◆ Records ◆
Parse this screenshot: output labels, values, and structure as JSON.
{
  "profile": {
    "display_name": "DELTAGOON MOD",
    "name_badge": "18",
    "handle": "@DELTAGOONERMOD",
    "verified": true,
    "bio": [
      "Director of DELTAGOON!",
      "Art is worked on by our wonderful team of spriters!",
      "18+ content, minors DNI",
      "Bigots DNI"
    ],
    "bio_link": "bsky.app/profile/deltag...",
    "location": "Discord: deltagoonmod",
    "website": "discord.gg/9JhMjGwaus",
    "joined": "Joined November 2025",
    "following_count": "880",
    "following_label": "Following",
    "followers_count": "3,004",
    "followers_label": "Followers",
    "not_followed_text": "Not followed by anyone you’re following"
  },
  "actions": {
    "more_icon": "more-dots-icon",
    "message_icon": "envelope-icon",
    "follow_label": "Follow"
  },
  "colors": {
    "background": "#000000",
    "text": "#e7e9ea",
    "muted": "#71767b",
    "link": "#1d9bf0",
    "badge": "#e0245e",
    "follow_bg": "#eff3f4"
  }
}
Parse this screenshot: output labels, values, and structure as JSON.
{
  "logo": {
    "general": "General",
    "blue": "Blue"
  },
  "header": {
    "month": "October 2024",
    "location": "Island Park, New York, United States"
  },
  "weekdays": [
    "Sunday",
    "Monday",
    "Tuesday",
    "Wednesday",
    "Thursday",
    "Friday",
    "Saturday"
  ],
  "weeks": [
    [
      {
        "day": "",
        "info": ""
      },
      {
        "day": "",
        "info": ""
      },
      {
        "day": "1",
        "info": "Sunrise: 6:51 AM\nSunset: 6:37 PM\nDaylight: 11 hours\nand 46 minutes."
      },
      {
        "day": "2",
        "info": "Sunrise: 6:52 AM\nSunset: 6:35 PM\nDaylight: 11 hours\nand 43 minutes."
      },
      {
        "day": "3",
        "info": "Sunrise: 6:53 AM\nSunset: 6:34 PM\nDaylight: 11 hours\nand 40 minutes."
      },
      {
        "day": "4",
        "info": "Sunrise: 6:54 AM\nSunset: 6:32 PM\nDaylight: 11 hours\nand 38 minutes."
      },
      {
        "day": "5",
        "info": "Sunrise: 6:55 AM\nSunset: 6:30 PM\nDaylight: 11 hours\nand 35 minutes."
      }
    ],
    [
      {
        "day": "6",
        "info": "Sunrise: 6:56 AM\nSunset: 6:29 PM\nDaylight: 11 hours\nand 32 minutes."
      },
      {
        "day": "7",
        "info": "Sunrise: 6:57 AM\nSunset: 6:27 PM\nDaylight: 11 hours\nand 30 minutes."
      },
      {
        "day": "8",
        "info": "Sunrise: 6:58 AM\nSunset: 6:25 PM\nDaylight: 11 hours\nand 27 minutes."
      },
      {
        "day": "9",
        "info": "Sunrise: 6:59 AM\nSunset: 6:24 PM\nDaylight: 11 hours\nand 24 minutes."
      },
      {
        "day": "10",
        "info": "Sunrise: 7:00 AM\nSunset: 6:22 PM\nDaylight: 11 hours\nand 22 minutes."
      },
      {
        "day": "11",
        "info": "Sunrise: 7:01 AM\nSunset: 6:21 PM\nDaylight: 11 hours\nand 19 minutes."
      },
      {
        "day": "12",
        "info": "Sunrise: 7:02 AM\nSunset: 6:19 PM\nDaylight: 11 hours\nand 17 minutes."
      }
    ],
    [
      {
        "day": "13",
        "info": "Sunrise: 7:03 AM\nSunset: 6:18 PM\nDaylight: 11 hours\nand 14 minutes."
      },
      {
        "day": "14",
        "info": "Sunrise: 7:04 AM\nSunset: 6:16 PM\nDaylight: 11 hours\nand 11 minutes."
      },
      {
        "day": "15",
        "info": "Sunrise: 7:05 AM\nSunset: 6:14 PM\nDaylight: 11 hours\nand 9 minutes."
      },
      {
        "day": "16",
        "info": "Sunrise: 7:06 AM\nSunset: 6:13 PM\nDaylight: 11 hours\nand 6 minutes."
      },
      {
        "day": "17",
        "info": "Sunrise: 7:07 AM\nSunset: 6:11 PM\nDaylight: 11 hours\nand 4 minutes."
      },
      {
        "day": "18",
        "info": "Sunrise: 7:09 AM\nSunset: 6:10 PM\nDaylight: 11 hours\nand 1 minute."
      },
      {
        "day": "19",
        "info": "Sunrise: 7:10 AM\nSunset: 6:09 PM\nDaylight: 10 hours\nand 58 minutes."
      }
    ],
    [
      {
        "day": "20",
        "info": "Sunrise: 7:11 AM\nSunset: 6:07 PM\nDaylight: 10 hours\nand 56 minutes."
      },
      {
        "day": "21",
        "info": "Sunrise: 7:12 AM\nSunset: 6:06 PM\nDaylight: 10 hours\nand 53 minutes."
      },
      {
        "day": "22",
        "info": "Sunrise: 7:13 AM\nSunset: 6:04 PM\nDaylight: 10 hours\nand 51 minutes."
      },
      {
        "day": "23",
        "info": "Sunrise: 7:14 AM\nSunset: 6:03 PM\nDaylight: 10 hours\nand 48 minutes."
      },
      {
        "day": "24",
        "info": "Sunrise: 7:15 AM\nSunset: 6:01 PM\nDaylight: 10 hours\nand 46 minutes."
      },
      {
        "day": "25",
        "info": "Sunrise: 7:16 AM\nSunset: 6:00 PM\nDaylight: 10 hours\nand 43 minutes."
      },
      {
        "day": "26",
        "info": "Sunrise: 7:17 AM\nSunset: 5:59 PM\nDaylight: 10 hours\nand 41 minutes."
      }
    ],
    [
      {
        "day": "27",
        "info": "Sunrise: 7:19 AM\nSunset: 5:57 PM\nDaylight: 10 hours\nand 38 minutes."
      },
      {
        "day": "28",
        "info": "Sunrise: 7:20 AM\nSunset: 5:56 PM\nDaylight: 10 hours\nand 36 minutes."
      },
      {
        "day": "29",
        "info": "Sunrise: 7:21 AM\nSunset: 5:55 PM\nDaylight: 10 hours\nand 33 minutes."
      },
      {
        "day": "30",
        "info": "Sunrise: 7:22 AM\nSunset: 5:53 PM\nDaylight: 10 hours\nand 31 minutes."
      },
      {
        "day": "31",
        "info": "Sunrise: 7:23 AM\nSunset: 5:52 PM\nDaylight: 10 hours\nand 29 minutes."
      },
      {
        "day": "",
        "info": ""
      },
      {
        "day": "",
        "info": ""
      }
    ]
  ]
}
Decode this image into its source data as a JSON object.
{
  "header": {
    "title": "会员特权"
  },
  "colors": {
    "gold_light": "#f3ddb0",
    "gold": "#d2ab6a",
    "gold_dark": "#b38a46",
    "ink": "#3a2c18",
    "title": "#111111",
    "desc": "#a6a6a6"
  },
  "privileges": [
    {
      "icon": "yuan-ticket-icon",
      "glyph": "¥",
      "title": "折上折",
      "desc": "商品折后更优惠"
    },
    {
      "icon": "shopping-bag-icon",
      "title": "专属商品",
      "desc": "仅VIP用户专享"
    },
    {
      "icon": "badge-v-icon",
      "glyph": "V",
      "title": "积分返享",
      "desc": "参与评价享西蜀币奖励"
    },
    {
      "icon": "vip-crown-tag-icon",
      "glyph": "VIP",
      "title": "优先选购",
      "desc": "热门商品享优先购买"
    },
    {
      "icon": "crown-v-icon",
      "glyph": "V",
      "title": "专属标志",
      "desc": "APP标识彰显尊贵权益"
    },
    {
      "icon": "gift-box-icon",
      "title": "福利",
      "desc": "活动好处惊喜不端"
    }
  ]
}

◆ Task ◆
In the records, locate each line holding the string "crown" and copy it.

◆ Completed task ◆
      "icon": "vip-crown-tag-icon",
      "icon": "crown-v-icon",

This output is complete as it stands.